*Task description:*
Select the lines that hold the word "picture" and copy each one.

*Listed entries:*
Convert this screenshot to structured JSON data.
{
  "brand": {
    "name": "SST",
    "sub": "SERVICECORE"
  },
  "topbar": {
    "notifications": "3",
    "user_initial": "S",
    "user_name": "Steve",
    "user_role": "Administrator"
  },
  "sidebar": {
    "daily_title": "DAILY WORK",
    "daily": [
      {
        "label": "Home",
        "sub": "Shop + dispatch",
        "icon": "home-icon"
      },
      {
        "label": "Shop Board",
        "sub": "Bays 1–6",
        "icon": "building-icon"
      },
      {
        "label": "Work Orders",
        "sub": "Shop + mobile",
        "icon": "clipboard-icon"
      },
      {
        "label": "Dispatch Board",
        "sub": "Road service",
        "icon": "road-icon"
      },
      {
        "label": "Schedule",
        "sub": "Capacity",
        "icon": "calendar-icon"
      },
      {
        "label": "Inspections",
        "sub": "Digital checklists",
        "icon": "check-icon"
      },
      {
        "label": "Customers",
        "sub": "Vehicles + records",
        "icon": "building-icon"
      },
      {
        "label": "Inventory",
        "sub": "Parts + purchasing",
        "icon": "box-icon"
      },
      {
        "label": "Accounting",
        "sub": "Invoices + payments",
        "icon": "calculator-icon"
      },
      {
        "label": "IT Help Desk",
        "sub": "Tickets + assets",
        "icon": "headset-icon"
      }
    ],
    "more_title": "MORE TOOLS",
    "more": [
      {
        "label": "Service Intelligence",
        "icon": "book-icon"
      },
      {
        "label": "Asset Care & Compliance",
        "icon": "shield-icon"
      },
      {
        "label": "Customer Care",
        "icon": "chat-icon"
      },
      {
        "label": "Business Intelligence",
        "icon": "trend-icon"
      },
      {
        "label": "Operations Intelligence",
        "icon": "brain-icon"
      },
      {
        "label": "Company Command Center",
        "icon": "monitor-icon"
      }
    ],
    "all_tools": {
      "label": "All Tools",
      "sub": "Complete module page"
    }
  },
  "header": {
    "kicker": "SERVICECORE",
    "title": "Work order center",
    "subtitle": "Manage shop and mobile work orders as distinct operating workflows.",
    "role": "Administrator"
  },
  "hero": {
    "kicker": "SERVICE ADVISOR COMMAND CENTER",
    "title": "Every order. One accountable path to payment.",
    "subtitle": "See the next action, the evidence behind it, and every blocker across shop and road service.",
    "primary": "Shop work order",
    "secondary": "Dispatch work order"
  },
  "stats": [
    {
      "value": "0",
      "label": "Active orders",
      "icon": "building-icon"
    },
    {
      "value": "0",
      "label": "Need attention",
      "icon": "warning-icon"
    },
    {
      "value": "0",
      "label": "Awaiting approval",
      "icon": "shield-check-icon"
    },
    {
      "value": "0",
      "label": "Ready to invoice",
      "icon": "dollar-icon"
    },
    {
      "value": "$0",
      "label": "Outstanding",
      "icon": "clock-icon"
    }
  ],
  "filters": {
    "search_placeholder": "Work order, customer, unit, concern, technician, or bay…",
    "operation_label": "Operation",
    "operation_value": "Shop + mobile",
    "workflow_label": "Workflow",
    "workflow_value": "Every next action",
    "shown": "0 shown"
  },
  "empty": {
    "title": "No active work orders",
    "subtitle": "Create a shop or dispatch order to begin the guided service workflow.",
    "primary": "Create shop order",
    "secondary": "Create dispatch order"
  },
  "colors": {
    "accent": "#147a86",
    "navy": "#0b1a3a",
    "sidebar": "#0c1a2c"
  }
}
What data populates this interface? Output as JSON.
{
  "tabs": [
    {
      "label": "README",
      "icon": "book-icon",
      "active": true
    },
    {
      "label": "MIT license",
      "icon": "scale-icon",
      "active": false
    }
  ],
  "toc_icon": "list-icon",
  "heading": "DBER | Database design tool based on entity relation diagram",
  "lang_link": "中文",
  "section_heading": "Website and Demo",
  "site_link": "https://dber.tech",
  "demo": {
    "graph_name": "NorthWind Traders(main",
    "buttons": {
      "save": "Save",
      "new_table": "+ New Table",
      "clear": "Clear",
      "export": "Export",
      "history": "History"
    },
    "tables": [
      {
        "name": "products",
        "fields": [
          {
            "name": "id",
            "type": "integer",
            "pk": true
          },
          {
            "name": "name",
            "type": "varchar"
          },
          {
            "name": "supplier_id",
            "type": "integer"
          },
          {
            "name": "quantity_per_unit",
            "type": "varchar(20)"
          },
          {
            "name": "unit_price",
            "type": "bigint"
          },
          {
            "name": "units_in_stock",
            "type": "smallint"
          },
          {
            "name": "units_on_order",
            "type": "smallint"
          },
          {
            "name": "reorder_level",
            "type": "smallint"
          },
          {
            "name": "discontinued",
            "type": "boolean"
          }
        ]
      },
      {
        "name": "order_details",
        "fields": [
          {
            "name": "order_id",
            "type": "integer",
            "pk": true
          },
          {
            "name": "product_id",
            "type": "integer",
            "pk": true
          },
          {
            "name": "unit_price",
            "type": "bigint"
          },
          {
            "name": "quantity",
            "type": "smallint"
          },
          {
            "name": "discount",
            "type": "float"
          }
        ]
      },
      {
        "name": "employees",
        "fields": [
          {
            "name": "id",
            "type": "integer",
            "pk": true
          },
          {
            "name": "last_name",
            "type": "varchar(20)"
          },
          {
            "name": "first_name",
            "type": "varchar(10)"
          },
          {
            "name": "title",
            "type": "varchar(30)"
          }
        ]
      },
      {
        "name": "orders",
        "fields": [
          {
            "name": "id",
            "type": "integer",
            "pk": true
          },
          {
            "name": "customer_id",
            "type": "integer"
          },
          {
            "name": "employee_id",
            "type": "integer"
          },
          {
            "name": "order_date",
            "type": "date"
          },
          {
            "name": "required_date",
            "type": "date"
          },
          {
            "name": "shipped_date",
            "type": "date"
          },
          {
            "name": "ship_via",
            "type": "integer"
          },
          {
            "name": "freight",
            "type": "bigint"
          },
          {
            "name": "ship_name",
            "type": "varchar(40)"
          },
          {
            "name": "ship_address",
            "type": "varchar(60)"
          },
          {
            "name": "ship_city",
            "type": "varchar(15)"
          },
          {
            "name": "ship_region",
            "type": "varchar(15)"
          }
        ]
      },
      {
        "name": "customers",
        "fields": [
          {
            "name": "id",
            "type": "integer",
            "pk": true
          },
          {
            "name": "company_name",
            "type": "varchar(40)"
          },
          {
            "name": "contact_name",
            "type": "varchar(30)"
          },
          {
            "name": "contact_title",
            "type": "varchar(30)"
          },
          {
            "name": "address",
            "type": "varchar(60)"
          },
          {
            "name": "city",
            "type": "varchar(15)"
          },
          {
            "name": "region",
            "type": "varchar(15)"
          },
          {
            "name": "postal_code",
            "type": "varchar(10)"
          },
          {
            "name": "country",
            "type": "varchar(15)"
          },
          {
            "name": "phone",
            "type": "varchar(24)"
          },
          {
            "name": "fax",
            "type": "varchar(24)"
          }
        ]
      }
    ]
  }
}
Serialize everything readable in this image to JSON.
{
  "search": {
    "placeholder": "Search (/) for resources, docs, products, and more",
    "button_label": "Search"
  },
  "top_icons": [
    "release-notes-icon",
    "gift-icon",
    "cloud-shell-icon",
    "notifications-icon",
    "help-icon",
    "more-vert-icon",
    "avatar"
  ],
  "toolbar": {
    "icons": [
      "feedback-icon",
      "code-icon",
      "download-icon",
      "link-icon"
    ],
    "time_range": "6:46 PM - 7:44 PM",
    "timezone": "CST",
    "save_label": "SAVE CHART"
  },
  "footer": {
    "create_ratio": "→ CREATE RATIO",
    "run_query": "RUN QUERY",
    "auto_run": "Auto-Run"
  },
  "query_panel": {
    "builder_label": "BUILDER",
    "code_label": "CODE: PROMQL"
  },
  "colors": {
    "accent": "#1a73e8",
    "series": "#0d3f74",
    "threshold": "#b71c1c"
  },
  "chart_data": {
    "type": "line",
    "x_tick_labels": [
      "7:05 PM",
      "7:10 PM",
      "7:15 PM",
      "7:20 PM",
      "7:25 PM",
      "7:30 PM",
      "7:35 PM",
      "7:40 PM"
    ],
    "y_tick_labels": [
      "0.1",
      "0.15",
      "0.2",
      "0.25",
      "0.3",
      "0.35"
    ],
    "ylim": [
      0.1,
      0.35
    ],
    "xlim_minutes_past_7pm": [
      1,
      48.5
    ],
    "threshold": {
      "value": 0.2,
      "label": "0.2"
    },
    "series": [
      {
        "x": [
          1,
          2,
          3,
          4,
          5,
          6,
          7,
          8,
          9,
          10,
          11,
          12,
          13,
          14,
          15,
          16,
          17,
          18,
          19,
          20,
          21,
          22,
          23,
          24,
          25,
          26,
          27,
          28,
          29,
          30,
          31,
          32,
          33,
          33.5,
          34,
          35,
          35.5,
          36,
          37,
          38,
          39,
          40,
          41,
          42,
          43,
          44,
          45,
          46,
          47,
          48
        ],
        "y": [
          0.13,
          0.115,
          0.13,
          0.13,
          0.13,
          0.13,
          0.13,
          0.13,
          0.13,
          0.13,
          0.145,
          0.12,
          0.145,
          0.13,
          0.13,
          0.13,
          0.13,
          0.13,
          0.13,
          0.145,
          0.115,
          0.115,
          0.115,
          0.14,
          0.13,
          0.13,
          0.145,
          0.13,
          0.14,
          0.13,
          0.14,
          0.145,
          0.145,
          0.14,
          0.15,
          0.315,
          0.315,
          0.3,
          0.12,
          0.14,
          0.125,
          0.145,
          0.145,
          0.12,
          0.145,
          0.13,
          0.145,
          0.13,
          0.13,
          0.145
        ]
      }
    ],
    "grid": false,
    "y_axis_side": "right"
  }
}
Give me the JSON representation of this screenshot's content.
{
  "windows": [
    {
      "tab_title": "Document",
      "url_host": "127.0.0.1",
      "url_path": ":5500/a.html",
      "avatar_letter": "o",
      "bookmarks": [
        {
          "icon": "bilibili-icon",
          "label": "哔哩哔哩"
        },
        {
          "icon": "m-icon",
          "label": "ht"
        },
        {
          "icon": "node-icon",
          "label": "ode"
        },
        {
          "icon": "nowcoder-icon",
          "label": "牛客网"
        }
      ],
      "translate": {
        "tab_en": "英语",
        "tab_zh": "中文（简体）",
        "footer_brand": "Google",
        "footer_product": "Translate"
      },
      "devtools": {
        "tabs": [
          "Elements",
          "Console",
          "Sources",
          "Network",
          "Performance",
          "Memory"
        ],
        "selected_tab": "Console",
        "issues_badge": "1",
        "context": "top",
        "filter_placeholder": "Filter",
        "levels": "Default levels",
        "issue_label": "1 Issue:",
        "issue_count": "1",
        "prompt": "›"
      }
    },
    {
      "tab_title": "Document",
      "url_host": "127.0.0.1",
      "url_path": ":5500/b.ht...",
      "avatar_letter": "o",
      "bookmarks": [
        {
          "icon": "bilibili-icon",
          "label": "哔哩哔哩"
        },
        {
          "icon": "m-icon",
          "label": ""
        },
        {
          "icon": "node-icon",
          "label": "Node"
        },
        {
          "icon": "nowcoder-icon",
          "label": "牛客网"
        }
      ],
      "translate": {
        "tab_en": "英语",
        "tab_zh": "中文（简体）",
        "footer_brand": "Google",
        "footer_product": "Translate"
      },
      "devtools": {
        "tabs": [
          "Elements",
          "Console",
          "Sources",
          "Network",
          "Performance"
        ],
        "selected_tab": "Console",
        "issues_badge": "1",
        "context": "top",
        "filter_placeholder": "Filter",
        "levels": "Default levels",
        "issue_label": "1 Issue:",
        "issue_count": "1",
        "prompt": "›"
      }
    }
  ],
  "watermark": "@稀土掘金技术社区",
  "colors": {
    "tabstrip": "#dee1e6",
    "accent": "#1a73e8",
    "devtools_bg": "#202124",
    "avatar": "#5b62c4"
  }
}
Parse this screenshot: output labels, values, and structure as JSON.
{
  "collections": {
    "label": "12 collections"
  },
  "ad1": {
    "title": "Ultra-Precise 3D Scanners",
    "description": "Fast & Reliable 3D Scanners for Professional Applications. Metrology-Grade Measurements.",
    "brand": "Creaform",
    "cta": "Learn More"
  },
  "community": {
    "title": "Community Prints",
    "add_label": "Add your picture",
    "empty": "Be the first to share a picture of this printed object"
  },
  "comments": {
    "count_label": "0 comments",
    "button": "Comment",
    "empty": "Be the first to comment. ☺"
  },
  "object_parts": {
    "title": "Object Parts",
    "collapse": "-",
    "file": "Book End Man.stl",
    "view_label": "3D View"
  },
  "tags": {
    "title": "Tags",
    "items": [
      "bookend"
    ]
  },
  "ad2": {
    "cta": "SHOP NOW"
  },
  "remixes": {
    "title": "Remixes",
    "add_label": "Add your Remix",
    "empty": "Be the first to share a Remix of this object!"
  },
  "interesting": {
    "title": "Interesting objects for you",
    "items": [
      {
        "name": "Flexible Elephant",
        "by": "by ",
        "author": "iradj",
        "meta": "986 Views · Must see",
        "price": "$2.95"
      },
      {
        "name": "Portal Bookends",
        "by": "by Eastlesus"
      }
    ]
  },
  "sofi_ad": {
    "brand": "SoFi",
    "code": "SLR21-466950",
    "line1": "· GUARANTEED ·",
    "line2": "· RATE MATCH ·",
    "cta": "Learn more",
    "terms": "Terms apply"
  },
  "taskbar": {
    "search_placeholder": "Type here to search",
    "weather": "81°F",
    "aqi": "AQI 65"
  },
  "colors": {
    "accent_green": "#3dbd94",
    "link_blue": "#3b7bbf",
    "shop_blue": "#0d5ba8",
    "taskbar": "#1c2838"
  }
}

*Task result:*
    "add_label": "Add your picture",
    "empty": "Be the first to share a picture of this printed object"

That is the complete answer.